### Goal of the exercise
Without the pictures, copy the entries below word for word.

### Available data
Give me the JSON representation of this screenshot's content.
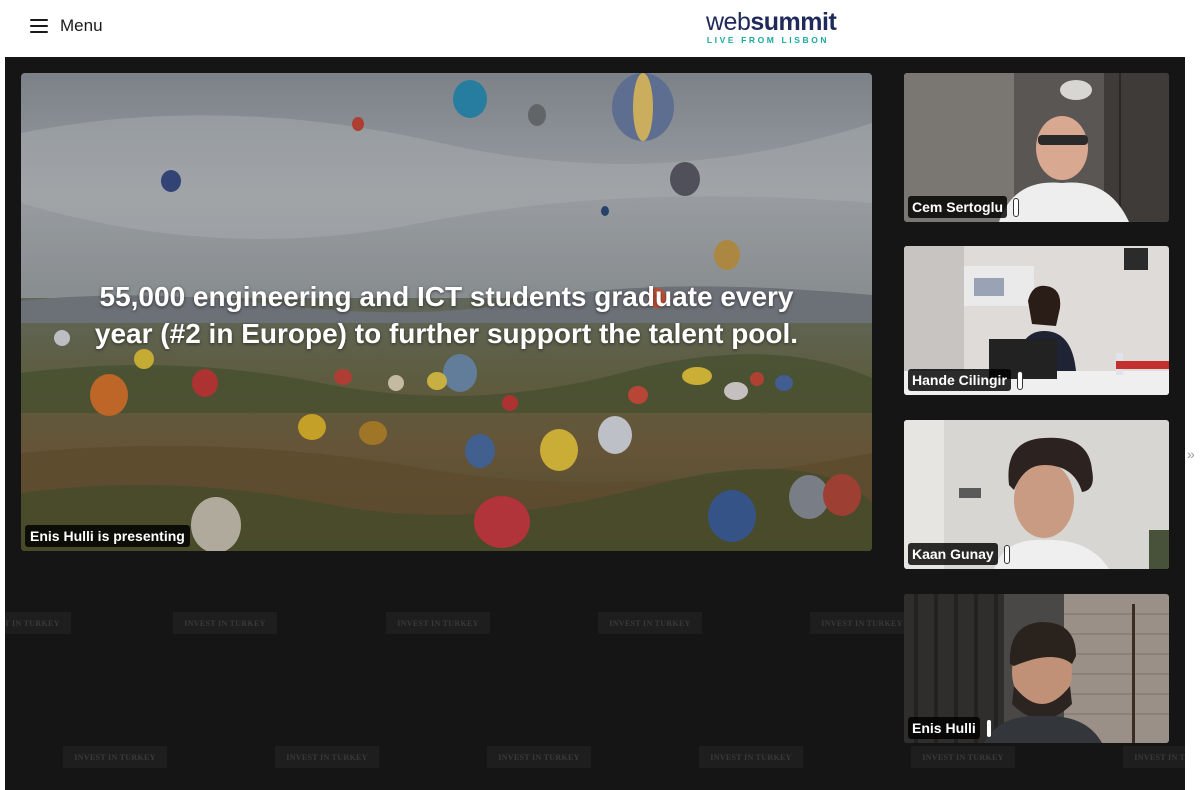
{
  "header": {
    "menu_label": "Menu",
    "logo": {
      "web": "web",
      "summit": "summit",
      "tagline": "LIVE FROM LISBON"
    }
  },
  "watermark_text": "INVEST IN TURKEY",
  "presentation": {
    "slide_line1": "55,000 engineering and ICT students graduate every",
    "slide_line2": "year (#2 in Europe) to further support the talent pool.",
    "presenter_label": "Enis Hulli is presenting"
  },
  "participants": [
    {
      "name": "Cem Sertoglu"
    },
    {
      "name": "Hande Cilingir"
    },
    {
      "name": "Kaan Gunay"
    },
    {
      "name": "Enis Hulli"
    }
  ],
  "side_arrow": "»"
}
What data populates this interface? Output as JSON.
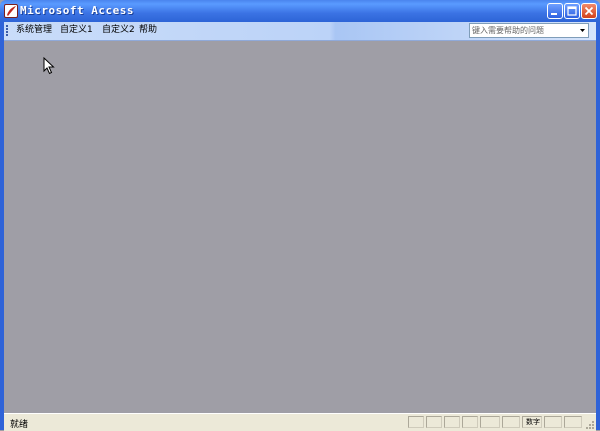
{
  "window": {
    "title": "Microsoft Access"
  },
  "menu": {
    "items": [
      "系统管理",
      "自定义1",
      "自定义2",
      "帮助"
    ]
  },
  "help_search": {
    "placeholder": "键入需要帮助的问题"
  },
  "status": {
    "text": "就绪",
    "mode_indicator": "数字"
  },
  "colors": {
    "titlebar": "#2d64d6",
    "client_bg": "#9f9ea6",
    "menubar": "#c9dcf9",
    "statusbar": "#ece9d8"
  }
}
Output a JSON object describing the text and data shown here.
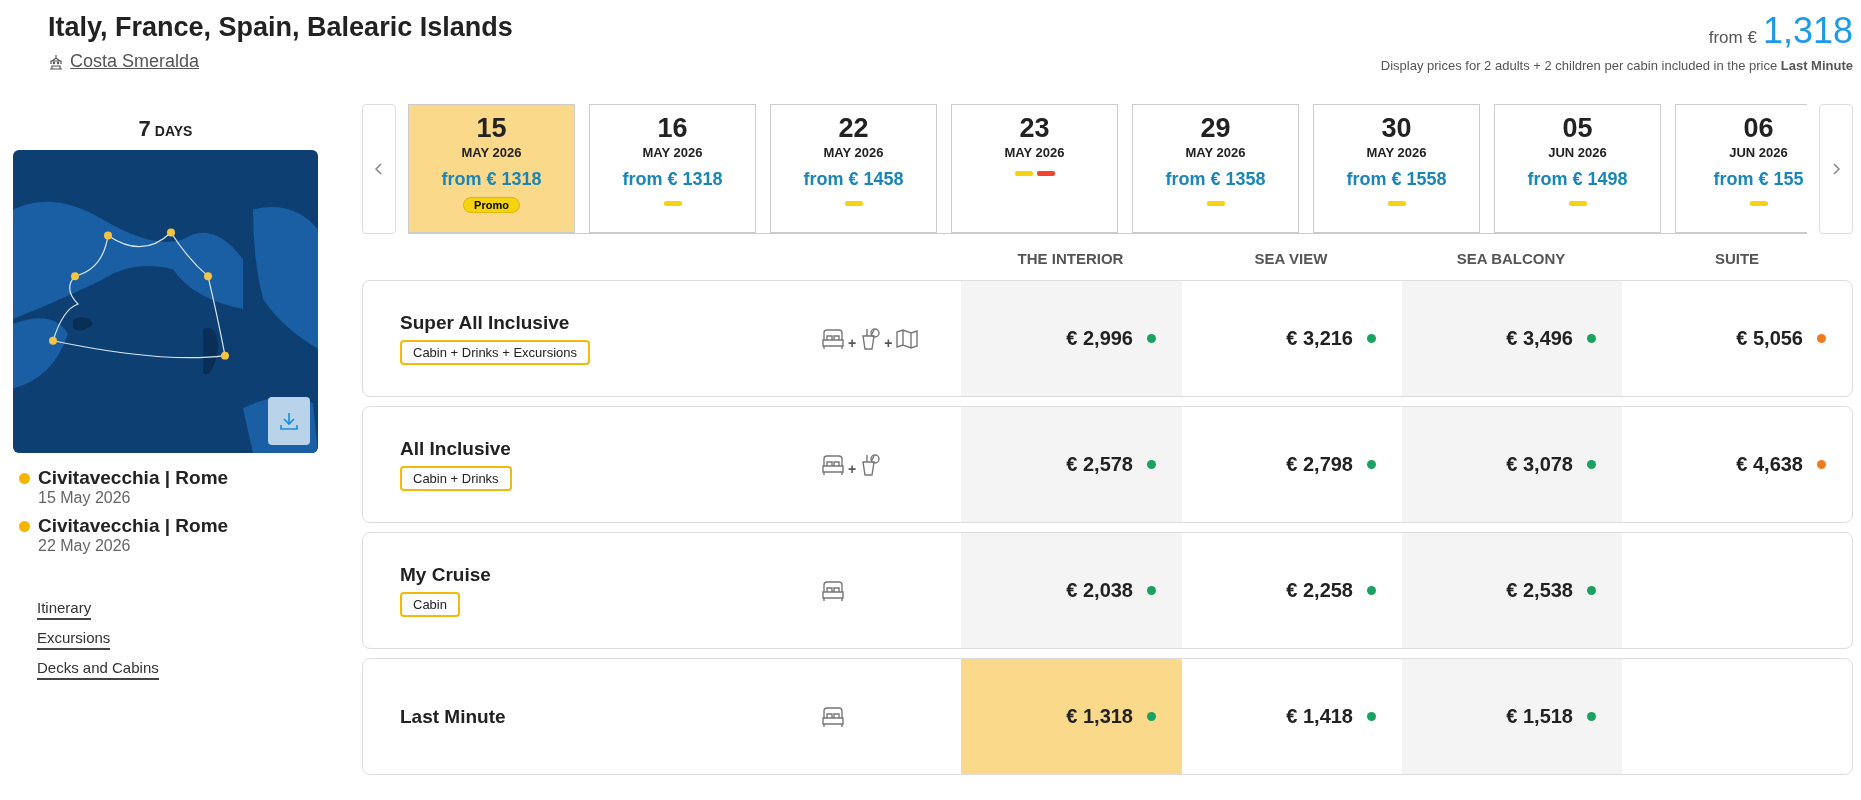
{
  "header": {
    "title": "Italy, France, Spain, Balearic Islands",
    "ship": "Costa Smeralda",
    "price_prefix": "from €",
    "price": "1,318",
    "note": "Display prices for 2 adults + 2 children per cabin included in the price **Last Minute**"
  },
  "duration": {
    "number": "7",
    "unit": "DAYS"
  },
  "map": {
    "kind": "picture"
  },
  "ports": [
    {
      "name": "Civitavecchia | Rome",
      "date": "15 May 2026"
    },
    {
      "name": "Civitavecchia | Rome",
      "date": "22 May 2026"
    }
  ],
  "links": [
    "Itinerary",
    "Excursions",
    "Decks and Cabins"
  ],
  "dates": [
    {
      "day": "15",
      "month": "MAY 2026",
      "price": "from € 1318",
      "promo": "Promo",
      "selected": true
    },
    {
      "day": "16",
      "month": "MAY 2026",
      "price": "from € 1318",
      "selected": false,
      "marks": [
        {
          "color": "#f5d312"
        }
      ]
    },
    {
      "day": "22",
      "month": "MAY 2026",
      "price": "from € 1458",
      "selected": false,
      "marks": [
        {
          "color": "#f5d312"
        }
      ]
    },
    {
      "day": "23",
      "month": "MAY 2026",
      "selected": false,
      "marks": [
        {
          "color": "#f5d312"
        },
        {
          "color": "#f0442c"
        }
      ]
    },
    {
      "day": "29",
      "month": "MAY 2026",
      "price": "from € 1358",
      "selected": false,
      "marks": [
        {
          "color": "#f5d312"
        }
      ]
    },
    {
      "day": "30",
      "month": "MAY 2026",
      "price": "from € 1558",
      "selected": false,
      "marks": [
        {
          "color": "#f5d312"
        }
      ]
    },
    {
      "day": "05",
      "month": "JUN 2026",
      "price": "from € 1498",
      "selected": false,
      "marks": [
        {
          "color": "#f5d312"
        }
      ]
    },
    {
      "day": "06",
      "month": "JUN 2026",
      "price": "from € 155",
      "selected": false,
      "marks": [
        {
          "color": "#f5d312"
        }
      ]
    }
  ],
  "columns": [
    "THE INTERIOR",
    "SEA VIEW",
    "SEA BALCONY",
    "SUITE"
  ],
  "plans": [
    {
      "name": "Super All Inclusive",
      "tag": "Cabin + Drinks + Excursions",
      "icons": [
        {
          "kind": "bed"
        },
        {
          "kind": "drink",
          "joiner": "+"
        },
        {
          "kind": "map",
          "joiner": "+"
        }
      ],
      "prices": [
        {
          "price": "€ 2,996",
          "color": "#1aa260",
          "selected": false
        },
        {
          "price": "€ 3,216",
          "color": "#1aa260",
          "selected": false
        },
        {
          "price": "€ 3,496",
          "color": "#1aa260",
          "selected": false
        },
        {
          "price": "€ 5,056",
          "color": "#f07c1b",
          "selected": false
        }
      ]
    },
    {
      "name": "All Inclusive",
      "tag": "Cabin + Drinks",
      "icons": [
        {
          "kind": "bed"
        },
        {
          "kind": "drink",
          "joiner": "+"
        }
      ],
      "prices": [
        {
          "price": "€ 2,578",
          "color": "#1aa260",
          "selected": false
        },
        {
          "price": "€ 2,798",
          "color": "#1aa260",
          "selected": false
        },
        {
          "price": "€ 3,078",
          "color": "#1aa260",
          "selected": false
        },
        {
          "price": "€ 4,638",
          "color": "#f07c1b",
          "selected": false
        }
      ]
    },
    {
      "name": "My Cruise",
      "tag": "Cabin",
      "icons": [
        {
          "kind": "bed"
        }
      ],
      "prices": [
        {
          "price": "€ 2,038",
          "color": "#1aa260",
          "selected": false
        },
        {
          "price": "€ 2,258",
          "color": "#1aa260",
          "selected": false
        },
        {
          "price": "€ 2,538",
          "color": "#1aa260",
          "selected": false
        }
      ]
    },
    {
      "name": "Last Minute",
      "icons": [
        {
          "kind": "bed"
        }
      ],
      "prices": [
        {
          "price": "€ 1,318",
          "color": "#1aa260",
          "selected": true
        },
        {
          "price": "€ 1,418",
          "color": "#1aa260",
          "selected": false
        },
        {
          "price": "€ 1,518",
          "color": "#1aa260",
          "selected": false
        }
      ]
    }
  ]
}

### The reply
Give me the JSON representation of this screenshot's content.
{
  "header": {
    "menu_label": "Menu",
    "logo": {
      "web": "web",
      "summit": "summit",
      "tagline": "LIVE FROM LISBON"
    }
  },
  "watermark_text": "INVEST IN TURKEY",
  "presentation": {
    "slide_line1": "55,000 engineering and ICT students graduate every",
    "slide_line2": "year (#2 in Europe) to further support the talent pool.",
    "presenter_label": "Enis Hulli is presenting"
  },
  "participants": [
    {
      "name": "Cem Sertoglu"
    },
    {
      "name": "Hande Cilingir"
    },
    {
      "name": "Kaan Gunay"
    },
    {
      "name": "Enis Hulli"
    }
  ],
  "side_arrow": "»"
}
What data populates this interface? Output as JSON.
{
  "window": {
    "title": "Microsoft Access"
  },
  "menu": {
    "items": [
      "系统管理",
      "自定义1",
      "自定义2",
      "帮助"
    ]
  },
  "help_search": {
    "placeholder": "键入需要帮助的问题"
  },
  "status": {
    "text": "就绪",
    "mode_indicator": "数字"
  },
  "colors": {
    "titlebar": "#2d64d6",
    "client_bg": "#9f9ea6",
    "menubar": "#c9dcf9",
    "statusbar": "#ece9d8"
  }
}
Output a JSON object describing the text and data shown here.
{
  "header": {
    "title": "Italy, France, Spain, Balearic Islands",
    "ship": "Costa Smeralda",
    "price_prefix": "from €",
    "price": "1,318",
    "note": "Display prices for 2 adults + 2 children per cabin included in the price **Last Minute**"
  },
  "duration": {
    "number": "7",
    "unit": "DAYS"
  },
  "map": {
    "kind": "picture"
  },
  "ports": [
    {
      "name": "Civitavecchia | Rome",
      "date": "15 May 2026"
    },
    {
      "name": "Civitavecchia | Rome",
      "date": "22 May 2026"
    }
  ],
  "links": [
    "Itinerary",
    "Excursions",
    "Decks and Cabins"
  ],
  "dates": [
    {
      "day": "15",
      "month": "MAY 2026",
      "price": "from € 1318",
      "promo": "Promo",
      "selected": true
    },
    {
      "day": "16",
      "month": "MAY 2026",
      "price": "from € 1318",
      "selected": false,
      "marks": [
        {
          "color": "#f5d312"
        }
      ]
    },
    {
      "day": "22",
      "month": "MAY 2026",
      "price": "from € 1458",
      "selected": false,
      "marks": [
        {
          "color": "#f5d312"
        }
      ]
    },
    {
      "day": "23",
      "month": "MAY 2026",
      "selected": false,
      "marks": [
        {
          "color": "#f5d312"
        },
        {
          "color": "#f0442c"
        }
      ]
    },
    {
      "day": "29",
      "month": "MAY 2026",
      "price": "from € 1358",
      "selected": false,
      "marks": [
        {
          "color": "#f5d312"
        }
      ]
    },
    {
      "day": "30",
      "month": "MAY 2026",
      "price": "from € 1558",
      "selected": false,
      "marks": [
        {
          "color": "#f5d312"
        }
      ]
    },
    {
      "day": "05",
      "month": "JUN 2026",
      "price": "from € 1498",
      "selected": false,
      "marks": [
        {
          "color": "#f5d312"
        }
      ]
    },
    {
      "day": "06",
      "month": "JUN 2026",
      "price": "from € 155",
      "selected": false,
      "marks": [
        {
          "color": "#f5d312"
        }
      ]
    }
  ],
  "columns": [
    "THE INTERIOR",
    "SEA VIEW",
    "SEA BALCONY",
    "SUITE"
  ],
  "plans": [
    {
      "name": "Super All Inclusive",
      "tag": "Cabin + Drinks + Excursions",
      "icons": [
        {
          "kind": "bed"
        },
        {
          "kind": "drink",
          "joiner": "+"
        },
        {
          "kind": "map",
          "joiner": "+"
        }
      ],
      "prices": [
        {
          "price": "€ 2,996",
          "color": "#1aa260",
          "selected": false
        },
        {
          "price": "€ 3,216",
          "color": "#1aa260",
          "selected": false
        },
        {
          "price": "€ 3,496",
          "color": "#1aa260",
          "selected": false
        },
        {
          "price": "€ 5,056",
          "color": "#f07c1b",
          "selected": false
        }
      ]
    },
    {
      "name": "All Inclusive",
      "tag": "Cabin + Drinks",
      "icons": [
        {
          "kind": "bed"
        },
        {
          "kind": "drink",
          "joiner": "+"
        }
      ],
      "prices": [
        {
          "price": "€ 2,578",
          "color": "#1aa260",
          "selected": false
        },
        {
          "price": "€ 2,798",
          "color": "#1aa260",
          "selected": false
        },
        {
          "price": "€ 3,078",
          "color": "#1aa260",
          "selected": false
        },
        {
          "price": "€ 4,638",
          "color": "#f07c1b",
          "selected": false
        }
      ]
    },
    {
      "name": "My Cruise",
      "tag": "Cabin",
      "icons": [
        {
          "kind": "bed"
        }
      ],
      "prices": [
        {
          "price": "€ 2,038",
          "color": "#1aa260",
          "selected": false
        },
        {
          "price": "€ 2,258",
          "color": "#1aa260",
          "selected": false
        },
        {
          "price": "€ 2,538",
          "color": "#1aa260",
          "selected": false
        }
      ]
    },
    {
      "name": "Last Minute",
      "icons": [
        {
          "kind": "bed"
        }
      ],
      "prices": [
        {
          "price": "€ 1,318",
          "color": "#1aa260",
          "selected": true
        },
        {
          "price": "€ 1,418",
          "color": "#1aa260",
          "selected": false
        },
        {
          "price": "€ 1,518",
          "color": "#1aa260",
          "selected": false
        }
      ]
    }
  ]
}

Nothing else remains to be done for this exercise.